■ **Set problem**
Omit the pictures, please, and give each record below again exactly.

-- Start --

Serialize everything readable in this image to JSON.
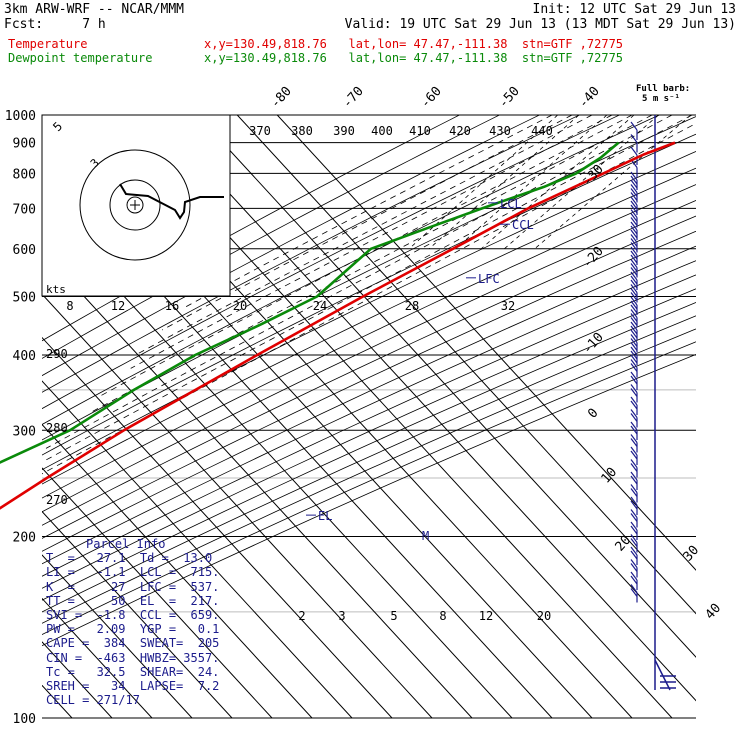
{
  "header": {
    "model": "3km ARW-WRF -- NCAR/MMM",
    "init": "Init: 12 UTC Sat 29 Jun 13",
    "fcst": "Fcst:     7 h",
    "valid": "Valid: 19 UTC Sat 29 Jun 13 (13 MDT Sat 29 Jun 13)"
  },
  "fields": [
    {
      "name": "Temperature",
      "info": "x,y=130.49,818.76   lat,lon= 47.47,-111.38  stn=GTF ,72775",
      "color": "#e00000"
    },
    {
      "name": "Dewpoint temperature",
      "info": "x,y=130.49,818.76   lat,lon= 47.47,-111.38  stn=GTF ,72775",
      "color": "#0a8a0a"
    }
  ],
  "parcel_info": {
    "title": "Parcel Info",
    "rows": [
      "T  =   27.1  Td =  13.0",
      "LI =   -1.1  LCL =  715.",
      "K  =     27  LFC =  537.",
      "TT =     50  EL  =  217.",
      "SVI =  -1.8  CCL =  659.",
      "PW =   2.09  YGP =   0.1",
      "CAPE =  384  SWEAT=  205",
      "CIN =  -463  HWBZ= 3557.",
      "Tc =   32.5  SHEAR=  24.",
      "SREH =   34  LAPSE=  7.2",
      "CELL = 271/17"
    ]
  },
  "barb_legend": {
    "title": "Full barb:",
    "unit": "5 m s⁻¹"
  },
  "hodograph": {
    "unit_label": "kts"
  },
  "colors": {
    "temperature": "#e00000",
    "dewpoint": "#0a8a0a",
    "parcel": "#1c1c8c",
    "lines": "#000000"
  },
  "chart_data": {
    "type": "line",
    "xlabel": "",
    "ylabel": "",
    "pressure_levels": [
      100,
      200,
      300,
      400,
      500,
      600,
      700,
      800,
      900,
      1000
    ],
    "temperature_ticks": [
      -80,
      -70,
      -60,
      -50,
      -40,
      -30,
      -20,
      -10,
      0,
      10,
      20,
      30,
      40
    ],
    "theta_ticks": [
      370,
      380,
      390,
      400,
      410,
      420,
      430,
      440
    ],
    "theta_e_ticks": [
      290,
      280,
      270
    ],
    "mixing_ratio_ticks": [
      "2",
      "3",
      "5",
      "8",
      "12",
      "20"
    ],
    "upper_mixing_ticks": [
      "8",
      "12",
      "16",
      "20",
      "24",
      "28",
      "32"
    ],
    "annotations": [
      "EL",
      "LFC",
      "CCL",
      "LCL",
      "M"
    ],
    "series": [
      {
        "name": "Temperature",
        "points": [
          [
            100,
            -55.8
          ],
          [
            130,
            -58.5
          ],
          [
            160,
            -60.8
          ],
          [
            190,
            -60.7
          ],
          [
            210,
            -60.0
          ],
          [
            250,
            -52.8
          ],
          [
            300,
            -44.5
          ],
          [
            400,
            -28.5
          ],
          [
            500,
            -15.5
          ],
          [
            600,
            -4.0
          ],
          [
            700,
            5.5
          ],
          [
            800,
            16.3
          ],
          [
            860,
            22.0
          ],
          [
            900,
            27.1
          ]
        ]
      },
      {
        "name": "Dewpoint temperature",
        "points": [
          [
            100,
            -79
          ],
          [
            130,
            -85
          ],
          [
            160,
            -89
          ],
          [
            185,
            -88
          ],
          [
            210,
            -85
          ],
          [
            250,
            -73
          ],
          [
            300,
            -58
          ],
          [
            350,
            -51.3
          ],
          [
            400,
            -44
          ],
          [
            450,
            -34.5
          ],
          [
            500,
            -27
          ],
          [
            600,
            -24.5
          ],
          [
            650,
            -15
          ],
          [
            700,
            -6
          ],
          [
            760,
            4.5
          ],
          [
            800,
            9.5
          ],
          [
            850,
            12
          ],
          [
            900,
            13.0
          ]
        ]
      }
    ],
    "parcel": {
      "lcl_hpa": 715,
      "lfc_hpa": 537,
      "el_hpa": 217,
      "ccl_hpa": 659
    }
  }
}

-- End --

■ **The output**
Serialize everything readable in this image to JSON.
{
  "header": {
    "model": "3km ARW-WRF -- NCAR/MMM",
    "init": "Init: 12 UTC Sat 29 Jun 13",
    "fcst": "Fcst:     7 h",
    "valid": "Valid: 19 UTC Sat 29 Jun 13 (13 MDT Sat 29 Jun 13)"
  },
  "fields": [
    {
      "name": "Temperature",
      "info": "x,y=130.49,818.76   lat,lon= 47.47,-111.38  stn=GTF ,72775",
      "color": "#e00000"
    },
    {
      "name": "Dewpoint temperature",
      "info": "x,y=130.49,818.76   lat,lon= 47.47,-111.38  stn=GTF ,72775",
      "color": "#0a8a0a"
    }
  ],
  "parcel_info": {
    "title": "Parcel Info",
    "rows": [
      "T  =   27.1  Td =  13.0",
      "LI =   -1.1  LCL =  715.",
      "K  =     27  LFC =  537.",
      "TT =     50  EL  =  217.",
      "SVI =  -1.8  CCL =  659.",
      "PW =   2.09  YGP =   0.1",
      "CAPE =  384  SWEAT=  205",
      "CIN =  -463  HWBZ= 3557.",
      "Tc =   32.5  SHEAR=  24.",
      "SREH =   34  LAPSE=  7.2",
      "CELL = 271/17"
    ]
  },
  "barb_legend": {
    "title": "Full barb:",
    "unit": "5 m s⁻¹"
  },
  "hodograph": {
    "unit_label": "kts"
  },
  "colors": {
    "temperature": "#e00000",
    "dewpoint": "#0a8a0a",
    "parcel": "#1c1c8c",
    "lines": "#000000"
  },
  "chart_data": {
    "type": "line",
    "xlabel": "",
    "ylabel": "",
    "pressure_levels": [
      100,
      200,
      300,
      400,
      500,
      600,
      700,
      800,
      900,
      1000
    ],
    "temperature_ticks": [
      -80,
      -70,
      -60,
      -50,
      -40,
      -30,
      -20,
      -10,
      0,
      10,
      20,
      30,
      40
    ],
    "theta_ticks": [
      370,
      380,
      390,
      400,
      410,
      420,
      430,
      440
    ],
    "theta_e_ticks": [
      290,
      280,
      270
    ],
    "mixing_ratio_ticks": [
      "2",
      "3",
      "5",
      "8",
      "12",
      "20"
    ],
    "upper_mixing_ticks": [
      "8",
      "12",
      "16",
      "20",
      "24",
      "28",
      "32"
    ],
    "annotations": [
      "EL",
      "LFC",
      "CCL",
      "LCL",
      "M"
    ],
    "series": [
      {
        "name": "Temperature",
        "points": [
          [
            100,
            -55.8
          ],
          [
            130,
            -58.5
          ],
          [
            160,
            -60.8
          ],
          [
            190,
            -60.7
          ],
          [
            210,
            -60.0
          ],
          [
            250,
            -52.8
          ],
          [
            300,
            -44.5
          ],
          [
            400,
            -28.5
          ],
          [
            500,
            -15.5
          ],
          [
            600,
            -4.0
          ],
          [
            700,
            5.5
          ],
          [
            800,
            16.3
          ],
          [
            860,
            22.0
          ],
          [
            900,
            27.1
          ]
        ]
      },
      {
        "name": "Dewpoint temperature",
        "points": [
          [
            100,
            -79
          ],
          [
            130,
            -85
          ],
          [
            160,
            -89
          ],
          [
            185,
            -88
          ],
          [
            210,
            -85
          ],
          [
            250,
            -73
          ],
          [
            300,
            -58
          ],
          [
            350,
            -51.3
          ],
          [
            400,
            -44
          ],
          [
            450,
            -34.5
          ],
          [
            500,
            -27
          ],
          [
            600,
            -24.5
          ],
          [
            650,
            -15
          ],
          [
            700,
            -6
          ],
          [
            760,
            4.5
          ],
          [
            800,
            9.5
          ],
          [
            850,
            12
          ],
          [
            900,
            13.0
          ]
        ]
      }
    ],
    "parcel": {
      "lcl_hpa": 715,
      "lfc_hpa": 537,
      "el_hpa": 217,
      "ccl_hpa": 659
    }
  }
}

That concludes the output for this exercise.